— start —
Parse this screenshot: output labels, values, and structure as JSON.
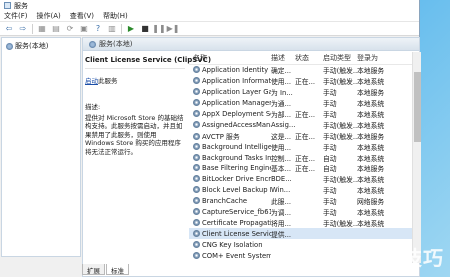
{
  "window": {
    "title": "服务"
  },
  "menu": [
    "文件(F)",
    "操作(A)",
    "查看(V)",
    "帮助(H)"
  ],
  "tree": {
    "root_label": "服务(本地)"
  },
  "main": {
    "header": "服务(本地)"
  },
  "detail": {
    "service_name": "Client License Service (ClipSVC)",
    "start_link": "启动",
    "start_suffix": "此服务",
    "desc_label": "描述:",
    "desc_text": "提供对 Microsoft Store 的基础结构支持。此服务按需启动，并且如果禁用了此服务，则使用 Windows Store 购买的应用程序将无法正常运行。"
  },
  "columns": {
    "name": "名称",
    "desc": "描述",
    "status": "状态",
    "startup": "启动类型",
    "logon": "登录为"
  },
  "services": [
    {
      "name": "Application Identity",
      "desc": "确定...",
      "status": "",
      "startup": "手动(触发...",
      "logon": "本地服务"
    },
    {
      "name": "Application Information",
      "desc": "使用...",
      "status": "正在...",
      "startup": "手动(触发...",
      "logon": "本地系统"
    },
    {
      "name": "Application Layer Gateway ...",
      "desc": "为 In...",
      "status": "",
      "startup": "手动",
      "logon": "本地服务"
    },
    {
      "name": "Application Management",
      "desc": "为通...",
      "status": "",
      "startup": "手动",
      "logon": "本地系统"
    },
    {
      "name": "AppX Deployment Service (...",
      "desc": "为部...",
      "status": "正在...",
      "startup": "手动",
      "logon": "本地系统"
    },
    {
      "name": "AssignedAccessManager ...",
      "desc": "Assig...",
      "status": "",
      "startup": "手动(触发...",
      "logon": "本地系统"
    },
    {
      "name": "AVCTP 服务",
      "desc": "这是...",
      "status": "正在...",
      "startup": "手动(触发...",
      "logon": "本地服务"
    },
    {
      "name": "Background Intelligent Tra...",
      "desc": "使用...",
      "status": "",
      "startup": "手动",
      "logon": "本地系统"
    },
    {
      "name": "Background Tasks Infrastru...",
      "desc": "控制...",
      "status": "正在...",
      "startup": "自动",
      "logon": "本地系统"
    },
    {
      "name": "Base Filtering Engine",
      "desc": "基本...",
      "status": "正在...",
      "startup": "自动",
      "logon": "本地服务"
    },
    {
      "name": "BitLocker Drive Encryption ...",
      "desc": "BDE...",
      "status": "",
      "startup": "手动(触发...",
      "logon": "本地系统"
    },
    {
      "name": "Block Level Backup Engine ...",
      "desc": "Win...",
      "status": "",
      "startup": "手动",
      "logon": "本地系统"
    },
    {
      "name": "BranchCache",
      "desc": "此服...",
      "status": "",
      "startup": "手动",
      "logon": "网络服务"
    },
    {
      "name": "CaptureService_fb61c",
      "desc": "为调...",
      "status": "",
      "startup": "手动",
      "logon": "本地系统"
    },
    {
      "name": "Certificate Propagation",
      "desc": "将用...",
      "status": "",
      "startup": "手动(触发...",
      "logon": "本地系统"
    },
    {
      "name": "Client License Service (Clip...",
      "desc": "提供...",
      "status": "",
      "startup": "",
      "logon": ""
    },
    {
      "name": "CNG Key Isolation",
      "desc": "",
      "status": "",
      "startup": "",
      "logon": ""
    },
    {
      "name": "COM+ Event System",
      "desc": "",
      "status": "",
      "startup": "",
      "logon": ""
    }
  ],
  "selected_index": 15,
  "tabs": [
    "扩展",
    "标准"
  ],
  "watermark": "软件技巧"
}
— end —
Challenge. Write out every record above exactly as it stands, but leave out the pictures.

Task result.
Parse this screenshot: output labels, values, and structure as JSON.
{
  "window": {
    "title": "服务"
  },
  "menu": [
    "文件(F)",
    "操作(A)",
    "查看(V)",
    "帮助(H)"
  ],
  "tree": {
    "root_label": "服务(本地)"
  },
  "main": {
    "header": "服务(本地)"
  },
  "detail": {
    "service_name": "Client License Service (ClipSVC)",
    "start_link": "启动",
    "start_suffix": "此服务",
    "desc_label": "描述:",
    "desc_text": "提供对 Microsoft Store 的基础结构支持。此服务按需启动，并且如果禁用了此服务，则使用 Windows Store 购买的应用程序将无法正常运行。"
  },
  "columns": {
    "name": "名称",
    "desc": "描述",
    "status": "状态",
    "startup": "启动类型",
    "logon": "登录为"
  },
  "services": [
    {
      "name": "Application Identity",
      "desc": "确定...",
      "status": "",
      "startup": "手动(触发...",
      "logon": "本地服务"
    },
    {
      "name": "Application Information",
      "desc": "使用...",
      "status": "正在...",
      "startup": "手动(触发...",
      "logon": "本地系统"
    },
    {
      "name": "Application Layer Gateway ...",
      "desc": "为 In...",
      "status": "",
      "startup": "手动",
      "logon": "本地服务"
    },
    {
      "name": "Application Management",
      "desc": "为通...",
      "status": "",
      "startup": "手动",
      "logon": "本地系统"
    },
    {
      "name": "AppX Deployment Service (...",
      "desc": "为部...",
      "status": "正在...",
      "startup": "手动",
      "logon": "本地系统"
    },
    {
      "name": "AssignedAccessManager ...",
      "desc": "Assig...",
      "status": "",
      "startup": "手动(触发...",
      "logon": "本地系统"
    },
    {
      "name": "AVCTP 服务",
      "desc": "这是...",
      "status": "正在...",
      "startup": "手动(触发...",
      "logon": "本地服务"
    },
    {
      "name": "Background Intelligent Tra...",
      "desc": "使用...",
      "status": "",
      "startup": "手动",
      "logon": "本地系统"
    },
    {
      "name": "Background Tasks Infrastru...",
      "desc": "控制...",
      "status": "正在...",
      "startup": "自动",
      "logon": "本地系统"
    },
    {
      "name": "Base Filtering Engine",
      "desc": "基本...",
      "status": "正在...",
      "startup": "自动",
      "logon": "本地服务"
    },
    {
      "name": "BitLocker Drive Encryption ...",
      "desc": "BDE...",
      "status": "",
      "startup": "手动(触发...",
      "logon": "本地系统"
    },
    {
      "name": "Block Level Backup Engine ...",
      "desc": "Win...",
      "status": "",
      "startup": "手动",
      "logon": "本地系统"
    },
    {
      "name": "BranchCache",
      "desc": "此服...",
      "status": "",
      "startup": "手动",
      "logon": "网络服务"
    },
    {
      "name": "CaptureService_fb61c",
      "desc": "为调...",
      "status": "",
      "startup": "手动",
      "logon": "本地系统"
    },
    {
      "name": "Certificate Propagation",
      "desc": "将用...",
      "status": "",
      "startup": "手动(触发...",
      "logon": "本地系统"
    },
    {
      "name": "Client License Service (Clip...",
      "desc": "提供...",
      "status": "",
      "startup": "",
      "logon": ""
    },
    {
      "name": "CNG Key Isolation",
      "desc": "",
      "status": "",
      "startup": "",
      "logon": ""
    },
    {
      "name": "COM+ Event System",
      "desc": "",
      "status": "",
      "startup": "",
      "logon": ""
    }
  ],
  "selected_index": 15,
  "tabs": [
    "扩展",
    "标准"
  ],
  "watermark": "软件技巧"
}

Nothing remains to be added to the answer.